"""
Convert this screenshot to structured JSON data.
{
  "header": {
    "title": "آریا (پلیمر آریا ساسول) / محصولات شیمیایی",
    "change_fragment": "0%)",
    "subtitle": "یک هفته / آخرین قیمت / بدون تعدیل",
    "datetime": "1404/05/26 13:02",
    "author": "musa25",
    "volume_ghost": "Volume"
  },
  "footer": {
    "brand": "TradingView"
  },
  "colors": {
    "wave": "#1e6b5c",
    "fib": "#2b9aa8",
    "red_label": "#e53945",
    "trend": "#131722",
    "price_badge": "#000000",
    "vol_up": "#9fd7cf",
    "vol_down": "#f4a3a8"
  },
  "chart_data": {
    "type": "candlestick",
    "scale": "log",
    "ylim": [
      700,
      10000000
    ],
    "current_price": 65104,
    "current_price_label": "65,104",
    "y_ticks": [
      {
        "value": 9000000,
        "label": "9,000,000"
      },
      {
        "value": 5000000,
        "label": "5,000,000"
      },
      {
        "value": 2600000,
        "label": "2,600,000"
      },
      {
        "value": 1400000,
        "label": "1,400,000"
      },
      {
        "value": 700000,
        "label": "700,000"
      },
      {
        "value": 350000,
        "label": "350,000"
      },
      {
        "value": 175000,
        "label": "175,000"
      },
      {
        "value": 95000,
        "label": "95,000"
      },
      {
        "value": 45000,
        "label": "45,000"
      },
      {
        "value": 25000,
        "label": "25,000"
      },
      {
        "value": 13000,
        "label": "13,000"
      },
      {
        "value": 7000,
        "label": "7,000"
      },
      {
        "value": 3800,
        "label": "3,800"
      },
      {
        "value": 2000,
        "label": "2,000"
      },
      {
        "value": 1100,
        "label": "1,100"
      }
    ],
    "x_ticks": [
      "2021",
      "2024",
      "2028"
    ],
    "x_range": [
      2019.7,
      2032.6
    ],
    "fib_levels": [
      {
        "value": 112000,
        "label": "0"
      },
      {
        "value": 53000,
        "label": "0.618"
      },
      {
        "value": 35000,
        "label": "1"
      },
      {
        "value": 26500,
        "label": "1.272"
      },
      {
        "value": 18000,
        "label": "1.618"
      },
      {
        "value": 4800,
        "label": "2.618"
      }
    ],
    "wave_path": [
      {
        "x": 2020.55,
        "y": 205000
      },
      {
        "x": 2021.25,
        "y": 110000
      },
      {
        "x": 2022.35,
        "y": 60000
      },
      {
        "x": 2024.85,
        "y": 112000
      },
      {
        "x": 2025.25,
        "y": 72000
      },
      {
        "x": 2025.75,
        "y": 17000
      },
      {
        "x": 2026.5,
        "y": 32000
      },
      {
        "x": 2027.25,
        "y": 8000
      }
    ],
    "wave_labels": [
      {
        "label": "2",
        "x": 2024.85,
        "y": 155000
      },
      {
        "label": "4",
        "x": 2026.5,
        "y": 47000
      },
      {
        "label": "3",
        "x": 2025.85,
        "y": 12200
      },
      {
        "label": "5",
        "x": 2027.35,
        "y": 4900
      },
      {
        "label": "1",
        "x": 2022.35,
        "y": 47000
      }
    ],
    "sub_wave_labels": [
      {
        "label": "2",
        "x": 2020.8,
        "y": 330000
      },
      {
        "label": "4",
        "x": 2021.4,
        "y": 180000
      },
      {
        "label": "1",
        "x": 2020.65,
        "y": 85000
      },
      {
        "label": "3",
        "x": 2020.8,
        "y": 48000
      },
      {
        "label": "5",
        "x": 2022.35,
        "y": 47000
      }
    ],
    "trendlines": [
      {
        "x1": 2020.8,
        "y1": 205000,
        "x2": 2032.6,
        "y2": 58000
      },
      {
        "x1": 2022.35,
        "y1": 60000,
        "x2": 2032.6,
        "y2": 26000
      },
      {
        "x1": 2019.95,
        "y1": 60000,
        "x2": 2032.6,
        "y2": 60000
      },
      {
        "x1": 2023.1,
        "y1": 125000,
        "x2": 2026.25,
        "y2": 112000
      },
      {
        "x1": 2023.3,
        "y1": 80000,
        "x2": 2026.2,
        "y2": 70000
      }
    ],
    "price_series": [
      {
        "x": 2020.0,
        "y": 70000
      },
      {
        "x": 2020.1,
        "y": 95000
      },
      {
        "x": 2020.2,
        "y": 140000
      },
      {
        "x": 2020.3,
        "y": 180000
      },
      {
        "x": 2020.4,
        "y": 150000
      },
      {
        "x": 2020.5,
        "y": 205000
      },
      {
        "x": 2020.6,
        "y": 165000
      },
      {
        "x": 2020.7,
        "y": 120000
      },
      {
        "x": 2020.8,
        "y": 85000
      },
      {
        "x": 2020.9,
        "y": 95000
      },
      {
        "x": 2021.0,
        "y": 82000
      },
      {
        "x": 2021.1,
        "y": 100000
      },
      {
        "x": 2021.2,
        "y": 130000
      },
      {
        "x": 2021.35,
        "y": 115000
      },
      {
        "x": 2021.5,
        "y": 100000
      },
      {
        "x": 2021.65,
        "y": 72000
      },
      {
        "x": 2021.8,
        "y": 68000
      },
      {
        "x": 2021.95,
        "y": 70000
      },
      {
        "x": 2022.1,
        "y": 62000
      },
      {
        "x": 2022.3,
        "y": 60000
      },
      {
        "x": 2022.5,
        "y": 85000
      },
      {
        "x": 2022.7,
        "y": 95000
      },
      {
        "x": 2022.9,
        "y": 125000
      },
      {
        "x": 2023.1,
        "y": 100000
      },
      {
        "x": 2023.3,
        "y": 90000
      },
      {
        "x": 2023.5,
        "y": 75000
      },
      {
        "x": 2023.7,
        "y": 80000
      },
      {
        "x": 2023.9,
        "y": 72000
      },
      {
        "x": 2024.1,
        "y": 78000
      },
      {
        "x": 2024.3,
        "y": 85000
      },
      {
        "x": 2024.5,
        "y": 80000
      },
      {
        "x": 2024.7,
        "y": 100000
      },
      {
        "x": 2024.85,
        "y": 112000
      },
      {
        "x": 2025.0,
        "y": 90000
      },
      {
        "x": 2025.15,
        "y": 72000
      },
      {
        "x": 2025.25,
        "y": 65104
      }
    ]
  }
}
"""
Task
Extract the listing in its entirety and repeat it exactly.

In response
Convert this screenshot to structured JSON data.
{
  "header": {
    "title": "آریا (پلیمر آریا ساسول) / محصولات شیمیایی",
    "change_fragment": "0%)",
    "subtitle": "یک هفته / آخرین قیمت / بدون تعدیل",
    "datetime": "1404/05/26 13:02",
    "author": "musa25",
    "volume_ghost": "Volume"
  },
  "footer": {
    "brand": "TradingView"
  },
  "colors": {
    "wave": "#1e6b5c",
    "fib": "#2b9aa8",
    "red_label": "#e53945",
    "trend": "#131722",
    "price_badge": "#000000",
    "vol_up": "#9fd7cf",
    "vol_down": "#f4a3a8"
  },
  "chart_data": {
    "type": "candlestick",
    "scale": "log",
    "ylim": [
      700,
      10000000
    ],
    "current_price": 65104,
    "current_price_label": "65,104",
    "y_ticks": [
      {
        "value": 9000000,
        "label": "9,000,000"
      },
      {
        "value": 5000000,
        "label": "5,000,000"
      },
      {
        "value": 2600000,
        "label": "2,600,000"
      },
      {
        "value": 1400000,
        "label": "1,400,000"
      },
      {
        "value": 700000,
        "label": "700,000"
      },
      {
        "value": 350000,
        "label": "350,000"
      },
      {
        "value": 175000,
        "label": "175,000"
      },
      {
        "value": 95000,
        "label": "95,000"
      },
      {
        "value": 45000,
        "label": "45,000"
      },
      {
        "value": 25000,
        "label": "25,000"
      },
      {
        "value": 13000,
        "label": "13,000"
      },
      {
        "value": 7000,
        "label": "7,000"
      },
      {
        "value": 3800,
        "label": "3,800"
      },
      {
        "value": 2000,
        "label": "2,000"
      },
      {
        "value": 1100,
        "label": "1,100"
      }
    ],
    "x_ticks": [
      "2021",
      "2024",
      "2028"
    ],
    "x_range": [
      2019.7,
      2032.6
    ],
    "fib_levels": [
      {
        "value": 112000,
        "label": "0"
      },
      {
        "value": 53000,
        "label": "0.618"
      },
      {
        "value": 35000,
        "label": "1"
      },
      {
        "value": 26500,
        "label": "1.272"
      },
      {
        "value": 18000,
        "label": "1.618"
      },
      {
        "value": 4800,
        "label": "2.618"
      }
    ],
    "wave_path": [
      {
        "x": 2020.55,
        "y": 205000
      },
      {
        "x": 2021.25,
        "y": 110000
      },
      {
        "x": 2022.35,
        "y": 60000
      },
      {
        "x": 2024.85,
        "y": 112000
      },
      {
        "x": 2025.25,
        "y": 72000
      },
      {
        "x": 2025.75,
        "y": 17000
      },
      {
        "x": 2026.5,
        "y": 32000
      },
      {
        "x": 2027.25,
        "y": 8000
      }
    ],
    "wave_labels": [
      {
        "label": "2",
        "x": 2024.85,
        "y": 155000
      },
      {
        "label": "4",
        "x": 2026.5,
        "y": 47000
      },
      {
        "label": "3",
        "x": 2025.85,
        "y": 12200
      },
      {
        "label": "5",
        "x": 2027.35,
        "y": 4900
      },
      {
        "label": "1",
        "x": 2022.35,
        "y": 47000
      }
    ],
    "sub_wave_labels": [
      {
        "label": "2",
        "x": 2020.8,
        "y": 330000
      },
      {
        "label": "4",
        "x": 2021.4,
        "y": 180000
      },
      {
        "label": "1",
        "x": 2020.65,
        "y": 85000
      },
      {
        "label": "3",
        "x": 2020.8,
        "y": 48000
      },
      {
        "label": "5",
        "x": 2022.35,
        "y": 47000
      }
    ],
    "trendlines": [
      {
        "x1": 2020.8,
        "y1": 205000,
        "x2": 2032.6,
        "y2": 58000
      },
      {
        "x1": 2022.35,
        "y1": 60000,
        "x2": 2032.6,
        "y2": 26000
      },
      {
        "x1": 2019.95,
        "y1": 60000,
        "x2": 2032.6,
        "y2": 60000
      },
      {
        "x1": 2023.1,
        "y1": 125000,
        "x2": 2026.25,
        "y2": 112000
      },
      {
        "x1": 2023.3,
        "y1": 80000,
        "x2": 2026.2,
        "y2": 70000
      }
    ],
    "price_series": [
      {
        "x": 2020.0,
        "y": 70000
      },
      {
        "x": 2020.1,
        "y": 95000
      },
      {
        "x": 2020.2,
        "y": 140000
      },
      {
        "x": 2020.3,
        "y": 180000
      },
      {
        "x": 2020.4,
        "y": 150000
      },
      {
        "x": 2020.5,
        "y": 205000
      },
      {
        "x": 2020.6,
        "y": 165000
      },
      {
        "x": 2020.7,
        "y": 120000
      },
      {
        "x": 2020.8,
        "y": 85000
      },
      {
        "x": 2020.9,
        "y": 95000
      },
      {
        "x": 2021.0,
        "y": 82000
      },
      {
        "x": 2021.1,
        "y": 100000
      },
      {
        "x": 2021.2,
        "y": 130000
      },
      {
        "x": 2021.35,
        "y": 115000
      },
      {
        "x": 2021.5,
        "y": 100000
      },
      {
        "x": 2021.65,
        "y": 72000
      },
      {
        "x": 2021.8,
        "y": 68000
      },
      {
        "x": 2021.95,
        "y": 70000
      },
      {
        "x": 2022.1,
        "y": 62000
      },
      {
        "x": 2022.3,
        "y": 60000
      },
      {
        "x": 2022.5,
        "y": 85000
      },
      {
        "x": 2022.7,
        "y": 95000
      },
      {
        "x": 2022.9,
        "y": 125000
      },
      {
        "x": 2023.1,
        "y": 100000
      },
      {
        "x": 2023.3,
        "y": 90000
      },
      {
        "x": 2023.5,
        "y": 75000
      },
      {
        "x": 2023.7,
        "y": 80000
      },
      {
        "x": 2023.9,
        "y": 72000
      },
      {
        "x": 2024.1,
        "y": 78000
      },
      {
        "x": 2024.3,
        "y": 85000
      },
      {
        "x": 2024.5,
        "y": 80000
      },
      {
        "x": 2024.7,
        "y": 100000
      },
      {
        "x": 2024.85,
        "y": 112000
      },
      {
        "x": 2025.0,
        "y": 90000
      },
      {
        "x": 2025.15,
        "y": 72000
      },
      {
        "x": 2025.25,
        "y": 65104
      }
    ]
  }
}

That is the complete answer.